> _What to work on_
Select every line below containing the word "x²y²".

>> start The records

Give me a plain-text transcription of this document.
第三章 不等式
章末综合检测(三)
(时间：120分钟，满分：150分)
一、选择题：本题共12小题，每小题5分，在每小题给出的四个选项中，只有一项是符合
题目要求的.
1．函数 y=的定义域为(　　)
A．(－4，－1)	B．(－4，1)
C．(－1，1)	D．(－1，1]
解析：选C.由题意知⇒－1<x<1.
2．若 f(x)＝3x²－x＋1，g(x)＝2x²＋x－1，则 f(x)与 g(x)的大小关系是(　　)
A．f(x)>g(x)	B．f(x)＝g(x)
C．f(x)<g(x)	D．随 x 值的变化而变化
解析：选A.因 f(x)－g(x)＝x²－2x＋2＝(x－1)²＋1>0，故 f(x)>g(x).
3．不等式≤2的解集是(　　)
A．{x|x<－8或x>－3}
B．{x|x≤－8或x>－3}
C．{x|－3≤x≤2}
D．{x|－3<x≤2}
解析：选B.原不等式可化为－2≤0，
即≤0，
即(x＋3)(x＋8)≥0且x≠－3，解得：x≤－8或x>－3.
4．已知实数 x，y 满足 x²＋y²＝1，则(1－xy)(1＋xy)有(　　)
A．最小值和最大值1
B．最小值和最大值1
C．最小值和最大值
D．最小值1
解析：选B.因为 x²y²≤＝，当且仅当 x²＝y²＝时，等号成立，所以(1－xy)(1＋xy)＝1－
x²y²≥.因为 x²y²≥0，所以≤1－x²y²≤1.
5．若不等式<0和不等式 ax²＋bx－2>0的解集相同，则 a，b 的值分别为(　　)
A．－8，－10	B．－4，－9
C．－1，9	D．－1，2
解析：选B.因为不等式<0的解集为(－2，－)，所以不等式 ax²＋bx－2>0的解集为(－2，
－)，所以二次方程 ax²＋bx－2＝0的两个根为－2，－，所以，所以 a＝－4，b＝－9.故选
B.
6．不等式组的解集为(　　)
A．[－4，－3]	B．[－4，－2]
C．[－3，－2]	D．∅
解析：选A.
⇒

>> end The records

> _Correct output_
解析：选B.因为 x²y²≤＝，当且仅当 x²＝y²＝时，等号成立，所以(1－xy)(1＋xy)＝1－
x²y²≥.因为 x²y²≥0，所以≤1－x²y²≤1.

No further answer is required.